== SHORT PROBLEM ==
Every record below should be written out exactly; pictures stay out.

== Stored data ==
-.-.-
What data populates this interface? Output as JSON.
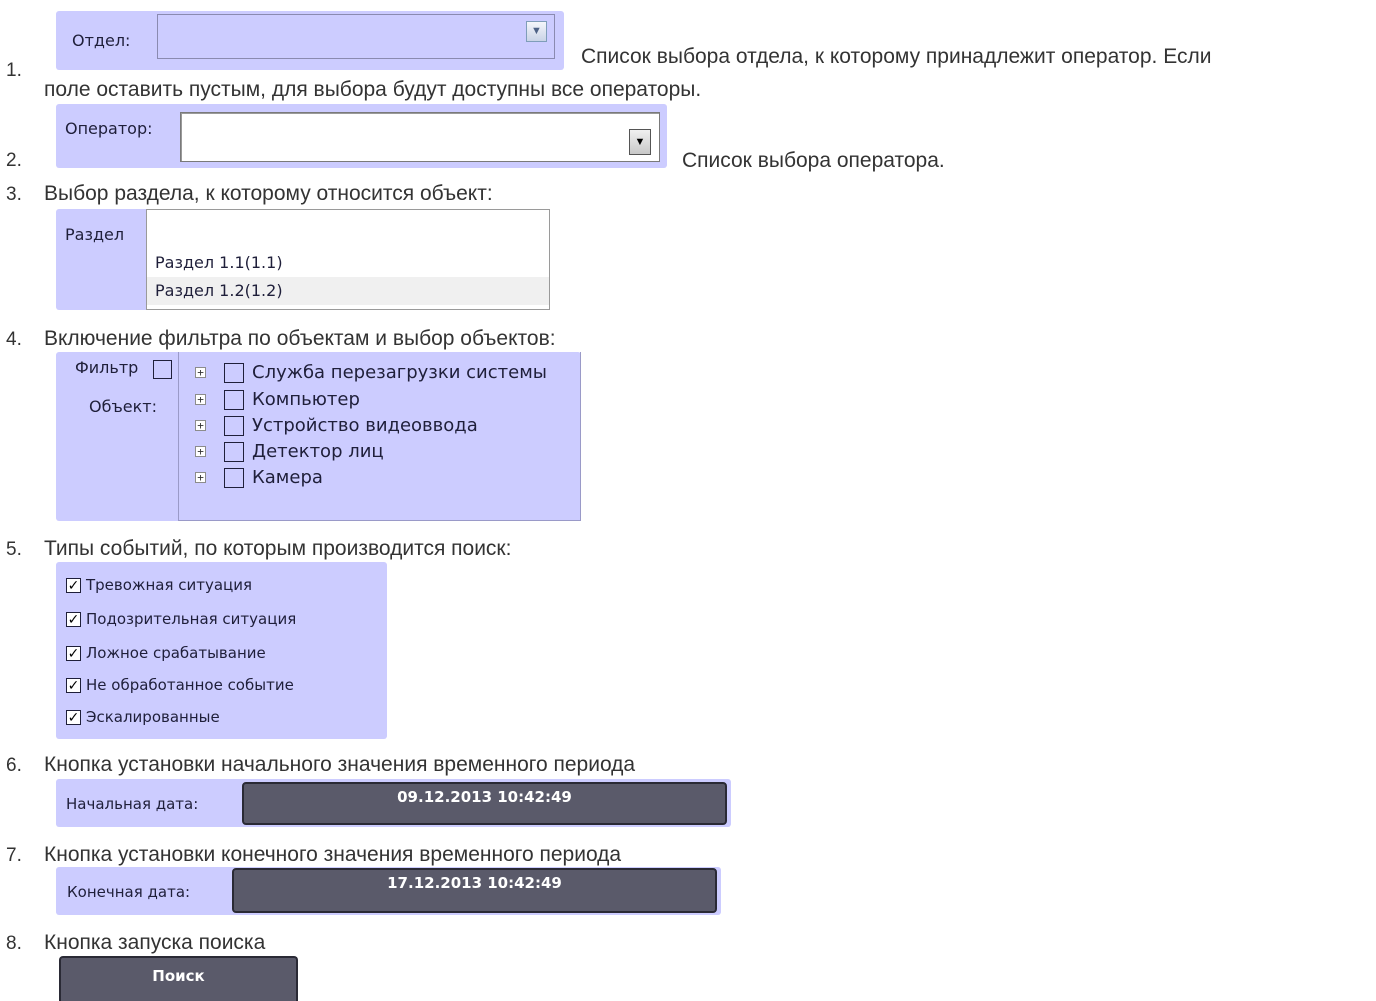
{
  "items": {
    "i1": {
      "num": "1.",
      "ui_label": "Отдел:",
      "value": "",
      "text_a": "Список выбора отдела, к которому принадлежит оператор. Если",
      "text_b": "поле оставить пустым, для выбора будут доступны все операторы."
    },
    "i2": {
      "num": "2.",
      "ui_label": "Оператор:",
      "value": "",
      "text": "Список выбора оператора."
    },
    "i3": {
      "num": "3.",
      "text": "Выбор раздела, к которому относится объект:",
      "ui_label": "Раздел",
      "options": [
        "Раздел 1.1(1.1)",
        "Раздел 1.2(1.2)"
      ]
    },
    "i4": {
      "num": "4.",
      "text": "Включение фильтра по объектам и выбор объектов:",
      "filter_label": "Фильтр",
      "object_label": "Объект:",
      "objects": [
        "Служба перезагрузки системы",
        "Компьютер",
        "Устройство видеоввода",
        "Детектор лиц",
        "Камера"
      ]
    },
    "i5": {
      "num": "5.",
      "text": "Типы событий, по которым производится поиск:",
      "events": [
        "Тревожная ситуация",
        "Подозрительная ситуация",
        "Ложное срабатывание",
        "Не обработанное событие",
        "Эскалированные"
      ]
    },
    "i6": {
      "num": "6.",
      "text": "Кнопка установки начального значения временного периода",
      "ui_label": "Начальная дата:",
      "value": "09.12.2013 10:42:49"
    },
    "i7": {
      "num": "7.",
      "text": "Кнопка установки конечного значения временного периода",
      "ui_label": "Конечная дата:",
      "value": "17.12.2013 10:42:49"
    },
    "i8": {
      "num": "8.",
      "text": "Кнопка запуска поиска",
      "button_label": "Поиск"
    }
  },
  "colors": {
    "panel": "#ccccff",
    "dark_button": "#5a5a6a",
    "text": "#333333"
  },
  "icons": {
    "dropdown": "chevron-down-icon",
    "expander": "plus-expander-icon",
    "checkmark": "check-icon"
  }
}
-.-.-
== FINAL ANSWER ==
What data populates this interface? Output as JSON.
{
  "items": {
    "i1": {
      "num": "1.",
      "ui_label": "Отдел:",
      "value": "",
      "text_a": "Список выбора отдела, к которому принадлежит оператор. Если",
      "text_b": "поле оставить пустым, для выбора будут доступны все операторы."
    },
    "i2": {
      "num": "2.",
      "ui_label": "Оператор:",
      "value": "",
      "text": "Список выбора оператора."
    },
    "i3": {
      "num": "3.",
      "text": "Выбор раздела, к которому относится объект:",
      "ui_label": "Раздел",
      "options": [
        "Раздел 1.1(1.1)",
        "Раздел 1.2(1.2)"
      ]
    },
    "i4": {
      "num": "4.",
      "text": "Включение фильтра по объектам и выбор объектов:",
      "filter_label": "Фильтр",
      "object_label": "Объект:",
      "objects": [
        "Служба перезагрузки системы",
        "Компьютер",
        "Устройство видеоввода",
        "Детектор лиц",
        "Камера"
      ]
    },
    "i5": {
      "num": "5.",
      "text": "Типы событий, по которым производится поиск:",
      "events": [
        "Тревожная ситуация",
        "Подозрительная ситуация",
        "Ложное срабатывание",
        "Не обработанное событие",
        "Эскалированные"
      ]
    },
    "i6": {
      "num": "6.",
      "text": "Кнопка установки начального значения временного периода",
      "ui_label": "Начальная дата:",
      "value": "09.12.2013 10:42:49"
    },
    "i7": {
      "num": "7.",
      "text": "Кнопка установки конечного значения временного периода",
      "ui_label": "Конечная дата:",
      "value": "17.12.2013 10:42:49"
    },
    "i8": {
      "num": "8.",
      "text": "Кнопка запуска поиска",
      "button_label": "Поиск"
    }
  },
  "colors": {
    "panel": "#ccccff",
    "dark_button": "#5a5a6a",
    "text": "#333333"
  },
  "icons": {
    "dropdown": "chevron-down-icon",
    "expander": "plus-expander-icon",
    "checkmark": "check-icon"
  }
}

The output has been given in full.